====== Material provided

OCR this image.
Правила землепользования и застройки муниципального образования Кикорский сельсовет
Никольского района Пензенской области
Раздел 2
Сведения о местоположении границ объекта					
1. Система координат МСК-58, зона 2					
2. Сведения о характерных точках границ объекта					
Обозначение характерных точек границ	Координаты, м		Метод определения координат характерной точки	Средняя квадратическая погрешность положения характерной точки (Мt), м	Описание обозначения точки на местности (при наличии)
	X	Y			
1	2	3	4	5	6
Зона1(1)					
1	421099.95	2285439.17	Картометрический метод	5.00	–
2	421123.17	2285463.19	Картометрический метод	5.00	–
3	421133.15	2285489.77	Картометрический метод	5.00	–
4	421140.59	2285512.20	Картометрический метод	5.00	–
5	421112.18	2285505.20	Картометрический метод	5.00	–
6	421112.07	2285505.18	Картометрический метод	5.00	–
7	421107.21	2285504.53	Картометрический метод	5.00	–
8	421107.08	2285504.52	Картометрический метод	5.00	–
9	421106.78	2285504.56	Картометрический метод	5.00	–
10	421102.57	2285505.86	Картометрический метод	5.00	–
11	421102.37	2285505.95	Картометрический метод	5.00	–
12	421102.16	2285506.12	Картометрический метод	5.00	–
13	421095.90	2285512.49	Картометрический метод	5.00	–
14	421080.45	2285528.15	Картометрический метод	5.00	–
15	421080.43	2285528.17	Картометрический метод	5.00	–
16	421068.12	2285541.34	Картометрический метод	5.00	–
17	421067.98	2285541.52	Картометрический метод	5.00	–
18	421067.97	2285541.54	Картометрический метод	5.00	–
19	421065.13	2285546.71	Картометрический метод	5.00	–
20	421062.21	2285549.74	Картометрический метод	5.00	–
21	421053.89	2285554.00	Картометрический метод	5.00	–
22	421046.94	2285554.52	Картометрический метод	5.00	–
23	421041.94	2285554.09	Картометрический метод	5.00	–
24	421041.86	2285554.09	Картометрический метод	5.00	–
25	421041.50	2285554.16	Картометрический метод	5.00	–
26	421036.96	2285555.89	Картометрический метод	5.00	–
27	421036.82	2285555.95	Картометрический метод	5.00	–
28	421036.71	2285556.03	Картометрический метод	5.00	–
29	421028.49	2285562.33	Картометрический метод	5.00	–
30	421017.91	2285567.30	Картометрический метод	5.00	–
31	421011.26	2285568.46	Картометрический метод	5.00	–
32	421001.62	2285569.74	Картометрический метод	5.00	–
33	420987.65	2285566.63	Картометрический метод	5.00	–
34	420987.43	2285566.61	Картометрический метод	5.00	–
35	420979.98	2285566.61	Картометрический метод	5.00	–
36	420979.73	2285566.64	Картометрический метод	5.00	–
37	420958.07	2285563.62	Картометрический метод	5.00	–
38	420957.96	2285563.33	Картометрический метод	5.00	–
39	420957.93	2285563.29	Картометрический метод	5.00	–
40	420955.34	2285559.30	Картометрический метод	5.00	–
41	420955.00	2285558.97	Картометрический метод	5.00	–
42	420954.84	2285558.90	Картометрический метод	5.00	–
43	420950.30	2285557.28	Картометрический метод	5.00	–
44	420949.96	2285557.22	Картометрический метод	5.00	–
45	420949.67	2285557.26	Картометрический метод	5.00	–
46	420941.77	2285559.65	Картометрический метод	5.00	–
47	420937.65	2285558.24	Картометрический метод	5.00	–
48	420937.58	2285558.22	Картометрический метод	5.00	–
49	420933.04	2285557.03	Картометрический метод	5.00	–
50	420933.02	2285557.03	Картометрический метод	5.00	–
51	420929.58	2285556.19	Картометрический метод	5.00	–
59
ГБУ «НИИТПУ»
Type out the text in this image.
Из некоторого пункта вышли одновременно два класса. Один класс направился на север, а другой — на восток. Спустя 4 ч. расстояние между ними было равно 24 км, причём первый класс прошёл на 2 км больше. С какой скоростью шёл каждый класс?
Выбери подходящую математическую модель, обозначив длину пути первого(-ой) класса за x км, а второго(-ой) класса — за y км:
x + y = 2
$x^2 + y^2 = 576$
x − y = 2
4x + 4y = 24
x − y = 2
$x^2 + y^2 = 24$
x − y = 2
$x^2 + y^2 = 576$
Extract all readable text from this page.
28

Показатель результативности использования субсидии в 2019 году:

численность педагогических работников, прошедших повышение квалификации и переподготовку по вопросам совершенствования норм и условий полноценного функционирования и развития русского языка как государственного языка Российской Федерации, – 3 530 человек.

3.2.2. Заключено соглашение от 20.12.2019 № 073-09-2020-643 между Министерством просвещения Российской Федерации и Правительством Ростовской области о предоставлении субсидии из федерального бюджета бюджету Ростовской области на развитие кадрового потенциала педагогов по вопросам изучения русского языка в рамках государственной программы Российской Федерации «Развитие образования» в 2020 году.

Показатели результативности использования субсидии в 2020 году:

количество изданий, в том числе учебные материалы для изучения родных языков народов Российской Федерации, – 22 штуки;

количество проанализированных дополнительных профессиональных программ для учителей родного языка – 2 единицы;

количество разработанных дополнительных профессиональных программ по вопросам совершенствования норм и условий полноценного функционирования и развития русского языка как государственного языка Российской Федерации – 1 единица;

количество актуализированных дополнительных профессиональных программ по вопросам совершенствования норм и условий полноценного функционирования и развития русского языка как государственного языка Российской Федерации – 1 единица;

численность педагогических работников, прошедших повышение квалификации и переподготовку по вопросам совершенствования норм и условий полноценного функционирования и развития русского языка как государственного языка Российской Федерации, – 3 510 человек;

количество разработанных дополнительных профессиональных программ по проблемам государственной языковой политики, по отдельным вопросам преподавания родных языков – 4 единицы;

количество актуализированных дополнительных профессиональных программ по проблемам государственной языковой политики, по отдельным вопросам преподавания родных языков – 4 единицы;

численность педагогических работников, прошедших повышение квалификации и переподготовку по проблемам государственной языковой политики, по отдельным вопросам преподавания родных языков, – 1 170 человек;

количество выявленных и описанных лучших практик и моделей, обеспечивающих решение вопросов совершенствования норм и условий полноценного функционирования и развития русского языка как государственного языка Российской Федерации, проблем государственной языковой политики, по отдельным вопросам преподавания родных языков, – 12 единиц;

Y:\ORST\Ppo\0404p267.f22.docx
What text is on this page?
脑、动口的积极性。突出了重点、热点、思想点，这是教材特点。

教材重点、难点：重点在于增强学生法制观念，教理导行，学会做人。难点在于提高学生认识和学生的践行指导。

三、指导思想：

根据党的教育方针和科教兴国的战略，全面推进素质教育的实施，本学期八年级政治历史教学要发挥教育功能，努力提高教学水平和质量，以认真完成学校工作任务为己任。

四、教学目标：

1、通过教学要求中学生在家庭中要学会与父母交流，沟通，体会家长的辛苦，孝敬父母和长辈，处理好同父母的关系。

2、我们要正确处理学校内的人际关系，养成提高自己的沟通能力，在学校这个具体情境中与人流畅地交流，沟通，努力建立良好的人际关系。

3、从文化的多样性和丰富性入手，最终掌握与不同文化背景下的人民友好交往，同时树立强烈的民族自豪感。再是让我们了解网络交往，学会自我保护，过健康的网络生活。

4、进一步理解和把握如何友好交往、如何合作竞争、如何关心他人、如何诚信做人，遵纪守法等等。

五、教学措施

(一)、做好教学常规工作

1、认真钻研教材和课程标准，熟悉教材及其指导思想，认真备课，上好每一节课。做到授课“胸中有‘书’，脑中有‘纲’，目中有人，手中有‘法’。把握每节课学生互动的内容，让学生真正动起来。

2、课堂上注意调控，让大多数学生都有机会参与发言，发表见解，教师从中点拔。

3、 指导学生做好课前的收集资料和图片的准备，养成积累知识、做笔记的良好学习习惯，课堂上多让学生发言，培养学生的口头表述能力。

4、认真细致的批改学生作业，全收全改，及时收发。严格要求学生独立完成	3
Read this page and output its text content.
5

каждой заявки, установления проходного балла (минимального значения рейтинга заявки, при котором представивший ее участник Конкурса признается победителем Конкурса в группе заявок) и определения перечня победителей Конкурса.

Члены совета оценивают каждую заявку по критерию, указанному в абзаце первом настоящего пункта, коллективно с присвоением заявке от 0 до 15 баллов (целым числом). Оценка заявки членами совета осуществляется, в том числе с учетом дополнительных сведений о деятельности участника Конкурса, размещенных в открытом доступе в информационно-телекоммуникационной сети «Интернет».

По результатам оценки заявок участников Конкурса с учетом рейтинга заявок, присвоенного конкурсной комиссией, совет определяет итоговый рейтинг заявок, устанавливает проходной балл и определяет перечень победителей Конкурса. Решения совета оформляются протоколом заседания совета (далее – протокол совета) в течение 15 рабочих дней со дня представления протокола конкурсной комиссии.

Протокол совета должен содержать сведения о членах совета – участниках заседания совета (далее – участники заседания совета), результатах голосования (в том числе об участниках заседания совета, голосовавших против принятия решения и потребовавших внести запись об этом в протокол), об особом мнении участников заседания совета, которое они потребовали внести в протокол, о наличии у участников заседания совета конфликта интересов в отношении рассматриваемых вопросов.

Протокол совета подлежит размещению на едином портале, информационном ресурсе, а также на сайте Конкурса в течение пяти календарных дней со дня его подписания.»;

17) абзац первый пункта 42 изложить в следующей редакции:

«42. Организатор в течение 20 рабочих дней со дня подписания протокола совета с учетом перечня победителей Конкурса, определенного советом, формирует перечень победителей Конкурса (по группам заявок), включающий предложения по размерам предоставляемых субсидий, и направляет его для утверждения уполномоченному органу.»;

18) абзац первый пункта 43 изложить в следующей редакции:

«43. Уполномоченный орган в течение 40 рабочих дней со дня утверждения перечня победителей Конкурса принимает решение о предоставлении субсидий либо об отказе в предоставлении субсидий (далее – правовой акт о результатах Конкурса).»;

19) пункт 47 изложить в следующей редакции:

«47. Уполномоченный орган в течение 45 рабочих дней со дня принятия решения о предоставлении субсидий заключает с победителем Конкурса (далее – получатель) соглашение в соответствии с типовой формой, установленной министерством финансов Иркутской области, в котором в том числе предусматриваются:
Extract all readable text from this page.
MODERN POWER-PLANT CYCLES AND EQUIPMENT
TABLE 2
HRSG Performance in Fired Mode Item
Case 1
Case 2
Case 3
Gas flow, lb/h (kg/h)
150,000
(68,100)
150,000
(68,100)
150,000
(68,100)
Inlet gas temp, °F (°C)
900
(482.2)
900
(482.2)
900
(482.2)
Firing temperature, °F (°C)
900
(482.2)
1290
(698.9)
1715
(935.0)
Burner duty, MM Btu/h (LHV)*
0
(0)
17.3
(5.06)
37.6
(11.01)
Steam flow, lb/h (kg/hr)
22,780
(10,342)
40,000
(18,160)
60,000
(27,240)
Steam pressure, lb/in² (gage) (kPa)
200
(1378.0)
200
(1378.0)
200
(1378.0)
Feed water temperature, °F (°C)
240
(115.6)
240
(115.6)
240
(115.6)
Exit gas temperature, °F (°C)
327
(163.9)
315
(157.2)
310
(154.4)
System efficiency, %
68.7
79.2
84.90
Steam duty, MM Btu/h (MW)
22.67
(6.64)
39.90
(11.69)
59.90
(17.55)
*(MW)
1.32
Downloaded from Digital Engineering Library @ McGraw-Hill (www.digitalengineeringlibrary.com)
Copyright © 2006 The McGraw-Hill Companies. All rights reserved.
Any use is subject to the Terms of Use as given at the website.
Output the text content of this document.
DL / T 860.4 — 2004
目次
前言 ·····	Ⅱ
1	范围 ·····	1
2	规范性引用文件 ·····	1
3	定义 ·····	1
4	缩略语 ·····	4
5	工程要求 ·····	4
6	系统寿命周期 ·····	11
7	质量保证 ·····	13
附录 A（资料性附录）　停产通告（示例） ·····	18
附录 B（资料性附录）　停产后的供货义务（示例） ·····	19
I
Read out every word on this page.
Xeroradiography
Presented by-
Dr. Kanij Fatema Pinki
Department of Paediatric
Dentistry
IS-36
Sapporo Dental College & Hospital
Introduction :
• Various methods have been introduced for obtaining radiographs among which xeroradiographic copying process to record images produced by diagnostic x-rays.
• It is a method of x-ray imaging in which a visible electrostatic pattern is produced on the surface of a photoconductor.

============

Beginning at the line where "Read out every word on this page." appears, extract each line through the end of the data above; keep them exact and include nothing else.

:: Answer below ::
Read out every word on this page.
Xeroradiography
Presented by-
Dr. Kanij Fatema Pinki
Department of Paediatric
Dentistry
IS-36
Sapporo Dental College & Hospital
Introduction :
• Various methods have been introduced for obtaining radiographs among which xeroradiographic copying process to record images produced by diagnostic x-rays.
• It is a method of x-ray imaging in which a visible electrostatic pattern is produced on the surface of a photoconductor.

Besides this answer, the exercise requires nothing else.